>> BEGIN
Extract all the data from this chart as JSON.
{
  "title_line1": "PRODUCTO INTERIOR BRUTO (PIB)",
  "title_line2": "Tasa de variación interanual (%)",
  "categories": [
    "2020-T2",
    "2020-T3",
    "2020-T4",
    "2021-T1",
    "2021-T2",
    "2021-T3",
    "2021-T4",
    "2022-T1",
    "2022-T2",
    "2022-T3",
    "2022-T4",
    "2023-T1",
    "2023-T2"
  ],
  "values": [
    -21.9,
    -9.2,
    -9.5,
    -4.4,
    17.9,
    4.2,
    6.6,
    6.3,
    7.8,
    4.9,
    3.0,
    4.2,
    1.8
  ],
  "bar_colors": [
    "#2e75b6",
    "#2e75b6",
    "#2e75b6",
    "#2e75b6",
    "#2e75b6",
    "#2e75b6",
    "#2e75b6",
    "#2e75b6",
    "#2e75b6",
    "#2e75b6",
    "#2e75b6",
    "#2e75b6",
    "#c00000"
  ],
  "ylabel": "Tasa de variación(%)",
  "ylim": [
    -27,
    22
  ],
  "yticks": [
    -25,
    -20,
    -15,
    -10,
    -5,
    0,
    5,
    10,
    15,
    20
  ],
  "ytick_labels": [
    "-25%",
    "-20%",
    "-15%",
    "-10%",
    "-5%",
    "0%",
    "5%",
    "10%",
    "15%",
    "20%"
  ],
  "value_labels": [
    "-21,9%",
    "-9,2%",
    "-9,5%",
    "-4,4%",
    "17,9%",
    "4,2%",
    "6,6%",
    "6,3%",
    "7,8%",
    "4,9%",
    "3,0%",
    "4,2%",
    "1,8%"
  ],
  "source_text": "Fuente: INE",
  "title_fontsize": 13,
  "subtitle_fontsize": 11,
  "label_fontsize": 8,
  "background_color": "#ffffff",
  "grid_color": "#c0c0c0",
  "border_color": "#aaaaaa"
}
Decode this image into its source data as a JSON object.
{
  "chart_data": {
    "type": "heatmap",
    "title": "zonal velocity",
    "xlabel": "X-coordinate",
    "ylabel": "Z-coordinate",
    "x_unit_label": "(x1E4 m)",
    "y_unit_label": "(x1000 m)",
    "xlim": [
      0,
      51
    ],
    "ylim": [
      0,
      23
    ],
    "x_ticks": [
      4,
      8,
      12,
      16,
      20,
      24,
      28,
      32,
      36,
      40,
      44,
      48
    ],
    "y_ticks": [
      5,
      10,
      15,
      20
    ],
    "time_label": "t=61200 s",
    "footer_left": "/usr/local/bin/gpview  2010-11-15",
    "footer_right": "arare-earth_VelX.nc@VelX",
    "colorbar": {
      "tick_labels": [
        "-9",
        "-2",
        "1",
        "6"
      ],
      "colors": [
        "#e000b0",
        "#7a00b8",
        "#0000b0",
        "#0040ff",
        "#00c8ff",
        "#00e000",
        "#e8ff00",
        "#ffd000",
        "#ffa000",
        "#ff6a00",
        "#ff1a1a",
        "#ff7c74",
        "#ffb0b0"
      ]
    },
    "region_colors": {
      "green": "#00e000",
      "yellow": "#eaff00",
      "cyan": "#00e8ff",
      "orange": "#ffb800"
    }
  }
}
>> END
▸ OBJECTIVE:
Extract each entry in full, exactly as given.

▸ RESPONSE TO THIS EXERCISE:
Extract all the data from this chart as JSON.
{
  "title_line1": "PRODUCTO INTERIOR BRUTO (PIB)",
  "title_line2": "Tasa de variación interanual (%)",
  "categories": [
    "2020-T2",
    "2020-T3",
    "2020-T4",
    "2021-T1",
    "2021-T2",
    "2021-T3",
    "2021-T4",
    "2022-T1",
    "2022-T2",
    "2022-T3",
    "2022-T4",
    "2023-T1",
    "2023-T2"
  ],
  "values": [
    -21.9,
    -9.2,
    -9.5,
    -4.4,
    17.9,
    4.2,
    6.6,
    6.3,
    7.8,
    4.9,
    3.0,
    4.2,
    1.8
  ],
  "bar_colors": [
    "#2e75b6",
    "#2e75b6",
    "#2e75b6",
    "#2e75b6",
    "#2e75b6",
    "#2e75b6",
    "#2e75b6",
    "#2e75b6",
    "#2e75b6",
    "#2e75b6",
    "#2e75b6",
    "#2e75b6",
    "#c00000"
  ],
  "ylabel": "Tasa de variación(%)",
  "ylim": [
    -27,
    22
  ],
  "yticks": [
    -25,
    -20,
    -15,
    -10,
    -5,
    0,
    5,
    10,
    15,
    20
  ],
  "ytick_labels": [
    "-25%",
    "-20%",
    "-15%",
    "-10%",
    "-5%",
    "0%",
    "5%",
    "10%",
    "15%",
    "20%"
  ],
  "value_labels": [
    "-21,9%",
    "-9,2%",
    "-9,5%",
    "-4,4%",
    "17,9%",
    "4,2%",
    "6,6%",
    "6,3%",
    "7,8%",
    "4,9%",
    "3,0%",
    "4,2%",
    "1,8%"
  ],
  "source_text": "Fuente: INE",
  "title_fontsize": 13,
  "subtitle_fontsize": 11,
  "label_fontsize": 8,
  "background_color": "#ffffff",
  "grid_color": "#c0c0c0",
  "border_color": "#aaaaaa"
}
Decode this image into its source data as a JSON object.
{
  "chart_data": {
    "type": "heatmap",
    "title": "zonal velocity",
    "xlabel": "X-coordinate",
    "ylabel": "Z-coordinate",
    "x_unit_label": "(x1E4 m)",
    "y_unit_label": "(x1000 m)",
    "xlim": [
      0,
      51
    ],
    "ylim": [
      0,
      23
    ],
    "x_ticks": [
      4,
      8,
      12,
      16,
      20,
      24,
      28,
      32,
      36,
      40,
      44,
      48
    ],
    "y_ticks": [
      5,
      10,
      15,
      20
    ],
    "time_label": "t=61200 s",
    "footer_left": "/usr/local/bin/gpview  2010-11-15",
    "footer_right": "arare-earth_VelX.nc@VelX",
    "colorbar": {
      "tick_labels": [
        "-9",
        "-2",
        "1",
        "6"
      ],
      "colors": [
        "#e000b0",
        "#7a00b8",
        "#0000b0",
        "#0040ff",
        "#00c8ff",
        "#00e000",
        "#e8ff00",
        "#ffd000",
        "#ffa000",
        "#ff6a00",
        "#ff1a1a",
        "#ff7c74",
        "#ffb0b0"
      ]
    },
    "region_colors": {
      "green": "#00e000",
      "yellow": "#eaff00",
      "cyan": "#00e8ff",
      "orange": "#ffb800"
    }
  }
}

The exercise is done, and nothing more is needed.